> **TRECHO SELECIONADO**:
'''
Por Luciano Correia (*)
Voltando ao tema de livros, trago na coluna desta semana uma crítica que fiz já há alguns anos, mas que segue atual: a nova safra de escritores cubanos. Pedro Juan Gutiérrez, quando surgiu na nova cena literária da ilha, causou rumor e fúria, mas só fora do próprio país. Nos quatro cantos do mundo, no entanto, fez um sucesso extraordinário. Virou uma espécie de novo Hemingway, um queridinho de feiras literárias, da Flip de Paraty aos melhores saraus europeus, mas jamais deixou-se seduzir pelo brilho das tentações. Namorou outras mulheres nórdicas, mas, como advertia nos seus livros, seguiu fiel às negras de Havana Velha. Hoje Gutiérrez anda um pouco ausente da mídia mundial – da cubana continua ignorado, desde o início – talvez porque cada vez mais se dedica à pintura, jogando a literatura para um segundo plano. Mas a força de todos os seus livros vale essa mirada na crítica que produzi, na época, para o site da UFS.
'''
> **REGISTROS FORNECIDOS**:
'''
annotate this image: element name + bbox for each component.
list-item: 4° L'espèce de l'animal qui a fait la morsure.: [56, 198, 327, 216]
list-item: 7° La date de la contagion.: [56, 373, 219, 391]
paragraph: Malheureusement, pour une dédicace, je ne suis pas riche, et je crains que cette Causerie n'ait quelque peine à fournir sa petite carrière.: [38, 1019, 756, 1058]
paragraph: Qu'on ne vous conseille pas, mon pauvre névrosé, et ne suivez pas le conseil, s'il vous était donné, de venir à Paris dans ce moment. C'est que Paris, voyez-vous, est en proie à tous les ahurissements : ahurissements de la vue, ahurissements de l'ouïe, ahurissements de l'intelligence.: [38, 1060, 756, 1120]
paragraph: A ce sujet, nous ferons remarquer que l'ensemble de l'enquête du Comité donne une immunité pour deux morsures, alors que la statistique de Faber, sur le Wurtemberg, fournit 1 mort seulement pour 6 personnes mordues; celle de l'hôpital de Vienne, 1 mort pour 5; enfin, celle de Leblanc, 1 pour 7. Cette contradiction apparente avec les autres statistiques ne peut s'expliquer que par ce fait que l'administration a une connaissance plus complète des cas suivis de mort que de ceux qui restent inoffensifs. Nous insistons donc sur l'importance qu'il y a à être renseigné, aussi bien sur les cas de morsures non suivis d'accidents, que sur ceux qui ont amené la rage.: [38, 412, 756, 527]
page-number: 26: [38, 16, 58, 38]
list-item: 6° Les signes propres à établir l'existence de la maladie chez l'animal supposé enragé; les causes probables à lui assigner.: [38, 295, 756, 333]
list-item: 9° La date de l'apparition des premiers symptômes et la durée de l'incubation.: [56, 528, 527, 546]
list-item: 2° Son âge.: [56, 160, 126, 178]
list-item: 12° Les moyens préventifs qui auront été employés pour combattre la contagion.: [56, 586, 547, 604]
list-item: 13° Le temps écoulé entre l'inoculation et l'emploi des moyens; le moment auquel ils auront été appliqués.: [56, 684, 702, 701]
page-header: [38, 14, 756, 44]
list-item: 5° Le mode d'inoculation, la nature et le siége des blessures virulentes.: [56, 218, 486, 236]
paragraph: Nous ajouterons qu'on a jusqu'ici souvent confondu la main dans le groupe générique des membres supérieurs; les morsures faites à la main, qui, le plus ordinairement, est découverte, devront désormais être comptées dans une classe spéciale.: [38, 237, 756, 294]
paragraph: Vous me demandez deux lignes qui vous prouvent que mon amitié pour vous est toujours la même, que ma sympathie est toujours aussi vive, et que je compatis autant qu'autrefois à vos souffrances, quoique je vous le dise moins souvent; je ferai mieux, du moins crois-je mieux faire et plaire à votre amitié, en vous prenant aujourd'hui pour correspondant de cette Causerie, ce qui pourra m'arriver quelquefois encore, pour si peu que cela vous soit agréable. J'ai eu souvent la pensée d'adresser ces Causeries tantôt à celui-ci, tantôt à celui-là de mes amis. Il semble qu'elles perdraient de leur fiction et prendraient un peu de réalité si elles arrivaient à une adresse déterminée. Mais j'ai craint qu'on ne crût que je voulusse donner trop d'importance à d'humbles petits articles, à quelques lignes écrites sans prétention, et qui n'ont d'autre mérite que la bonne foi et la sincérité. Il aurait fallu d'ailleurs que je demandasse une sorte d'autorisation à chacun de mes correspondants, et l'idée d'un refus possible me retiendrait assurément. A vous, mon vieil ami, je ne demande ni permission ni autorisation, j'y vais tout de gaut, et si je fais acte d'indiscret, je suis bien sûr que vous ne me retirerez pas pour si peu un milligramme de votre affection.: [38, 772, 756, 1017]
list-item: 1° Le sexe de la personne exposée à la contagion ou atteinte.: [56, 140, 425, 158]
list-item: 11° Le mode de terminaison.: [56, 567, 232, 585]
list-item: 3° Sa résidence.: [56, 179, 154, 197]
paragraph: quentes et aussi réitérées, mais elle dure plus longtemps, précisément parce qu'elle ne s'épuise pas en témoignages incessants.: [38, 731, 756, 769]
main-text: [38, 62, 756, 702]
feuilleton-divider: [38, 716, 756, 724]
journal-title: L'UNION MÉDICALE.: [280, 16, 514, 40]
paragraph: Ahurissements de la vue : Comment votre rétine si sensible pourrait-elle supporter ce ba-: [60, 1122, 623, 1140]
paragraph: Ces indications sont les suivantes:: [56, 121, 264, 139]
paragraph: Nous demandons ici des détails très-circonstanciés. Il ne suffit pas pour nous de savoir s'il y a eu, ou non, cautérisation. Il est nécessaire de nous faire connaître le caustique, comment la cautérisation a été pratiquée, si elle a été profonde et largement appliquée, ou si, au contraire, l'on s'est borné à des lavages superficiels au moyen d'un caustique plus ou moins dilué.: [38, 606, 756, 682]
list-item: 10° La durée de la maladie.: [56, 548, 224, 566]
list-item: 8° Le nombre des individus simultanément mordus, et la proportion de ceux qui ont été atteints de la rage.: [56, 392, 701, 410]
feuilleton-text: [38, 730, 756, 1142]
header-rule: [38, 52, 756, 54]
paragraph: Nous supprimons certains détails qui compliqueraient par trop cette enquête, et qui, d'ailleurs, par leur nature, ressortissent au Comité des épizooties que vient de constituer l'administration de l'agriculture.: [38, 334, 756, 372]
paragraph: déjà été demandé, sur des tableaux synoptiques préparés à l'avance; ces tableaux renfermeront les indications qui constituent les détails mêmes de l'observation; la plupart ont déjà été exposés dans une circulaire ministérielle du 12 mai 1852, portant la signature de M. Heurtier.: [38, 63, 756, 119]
'''
> **REQUISITOS DAS TAREFAS**:
[a] Indique se cada afirmação abaixo está de acordo com o trecho sobre os escritores cubanos. Responda sim ou não e cite as palavras decisivas do trecho, sem alterá-las: (i) Pedro Juan Gutiérrez causou rumor e fúria dentro de Cuba; (ii) Gutiérrez tem se dedicado cada vez mais à pintura; (iii) a crítica foi produzida originalmente para o site da UFS.
[b] Reproduza, sem nenhuma alteração, as linhas dos registros a partir do início deles e pare depois da linha que contém "paragraph: Malheureusement, pour".

> **PROBLEMAS RESOLVIDOS**:
[a]
(i) Não: "causou rumor e fúria, mas só fora do próprio país".
(ii) Sim: "cada vez mais se dedica à pintura".
(iii) Sim: "na crítica que produzi, na época, para o site da UFS".

[b]
annotate this image: element name + bbox for each component.
list-item: 4° L'espèce de l'animal qui a fait la morsure.: [56, 198, 327, 216]
list-item: 7° La date de la contagion.: [56, 373, 219, 391]
paragraph: Malheureusement, pour une dédicace, je ne suis pas riche, et je crains que cette Causerie n'ait quelque peine à fournir sa petite carrière.: [38, 1019, 756, 1058]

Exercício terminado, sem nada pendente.